» Data supplied
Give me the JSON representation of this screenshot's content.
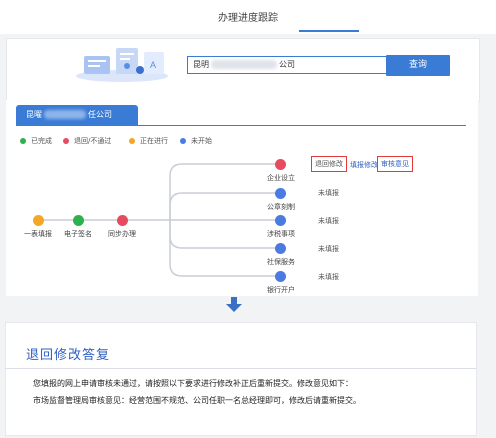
{
  "header": {
    "title": "办理进度跟踪"
  },
  "search": {
    "prefix": "昆明",
    "suffix": "公司",
    "button_label": "查询"
  },
  "company_tab": {
    "prefix": "昆曜",
    "suffix": "任公司"
  },
  "legend": [
    {
      "label": "已完成",
      "color": "#2bb24c"
    },
    {
      "label": "退回/不通过",
      "color": "#e84a5f"
    },
    {
      "label": "正在进行",
      "color": "#f5a623"
    },
    {
      "label": "未开始",
      "color": "#4a7be3"
    }
  ],
  "pipeline": [
    {
      "label": "一表填报",
      "color": "#f5a623"
    },
    {
      "label": "电子签名",
      "color": "#2bb24c"
    },
    {
      "label": "同步办理",
      "color": "#e84a5f"
    }
  ],
  "branches": [
    {
      "label": "企业设立",
      "color": "#e84a5f",
      "status": "退回修改",
      "link_edit": "填报修改",
      "link_review": "审核意见"
    },
    {
      "label": "公章刻制",
      "color": "#4a7be3",
      "status": "未填报"
    },
    {
      "label": "涉税事项",
      "color": "#4a7be3",
      "status": "未填报"
    },
    {
      "label": "社保服务",
      "color": "#4a7be3",
      "status": "未填报"
    },
    {
      "label": "银行开户",
      "color": "#4a7be3",
      "status": "未填报"
    }
  ],
  "reply": {
    "title": "退回修改答复",
    "line1": "您填报的网上申请审核未通过，请按照以下要求进行修改补正后重新提交。修改意见如下：",
    "line2": "市场监督管理局审核意见：经营范围不规范、公司任职一名总经理即可，修改后请重新提交。"
  }
}
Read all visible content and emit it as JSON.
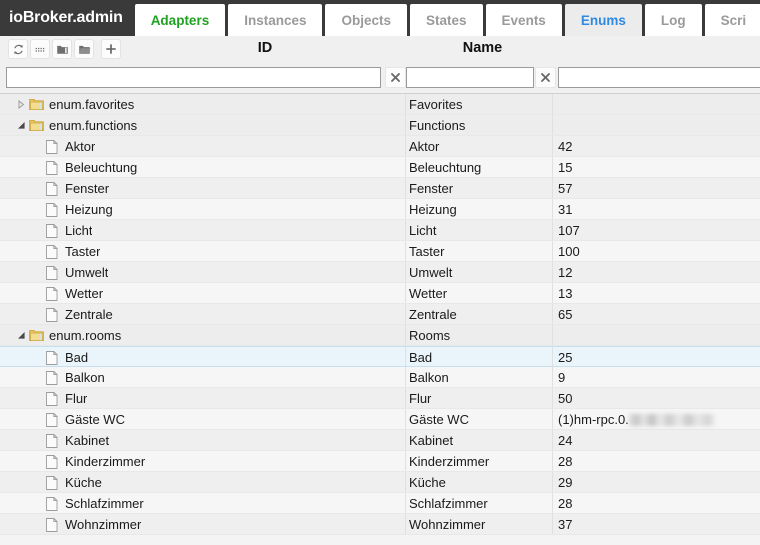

» Aim
From the material above, copy everything exactly but the pictures.

» Correct result
Give me the JSON representation of this screenshot's content.
{
  "header": {
    "title": "办理进度跟踪"
  },
  "search": {
    "prefix": "昆明",
    "suffix": "公司",
    "button_label": "查询"
  },
  "company_tab": {
    "prefix": "昆曜",
    "suffix": "任公司"
  },
  "legend": [
    {
      "label": "已完成",
      "color": "#2bb24c"
    },
    {
      "label": "退回/不通过",
      "color": "#e84a5f"
    },
    {
      "label": "正在进行",
      "color": "#f5a623"
    },
    {
      "label": "未开始",
      "color": "#4a7be3"
    }
  ],
  "pipeline": [
    {
      "label": "一表填报",
      "color": "#f5a623"
    },
    {
      "label": "电子签名",
      "color": "#2bb24c"
    },
    {
      "label": "同步办理",
      "color": "#e84a5f"
    }
  ],
  "branches": [
    {
      "label": "企业设立",
      "color": "#e84a5f",
      "status": "退回修改",
      "link_edit": "填报修改",
      "link_review": "审核意见"
    },
    {
      "label": "公章刻制",
      "color": "#4a7be3",
      "status": "未填报"
    },
    {
      "label": "涉税事项",
      "color": "#4a7be3",
      "status": "未填报"
    },
    {
      "label": "社保服务",
      "color": "#4a7be3",
      "status": "未填报"
    },
    {
      "label": "银行开户",
      "color": "#4a7be3",
      "status": "未填报"
    }
  ],
  "reply": {
    "title": "退回修改答复",
    "line1": "您填报的网上申请审核未通过，请按照以下要求进行修改补正后重新提交。修改意见如下：",
    "line2": "市场监督管理局审核意见：经营范围不规范、公司任职一名总经理即可，修改后请重新提交。"
  }
}
Read all visible content and emit it as JSON.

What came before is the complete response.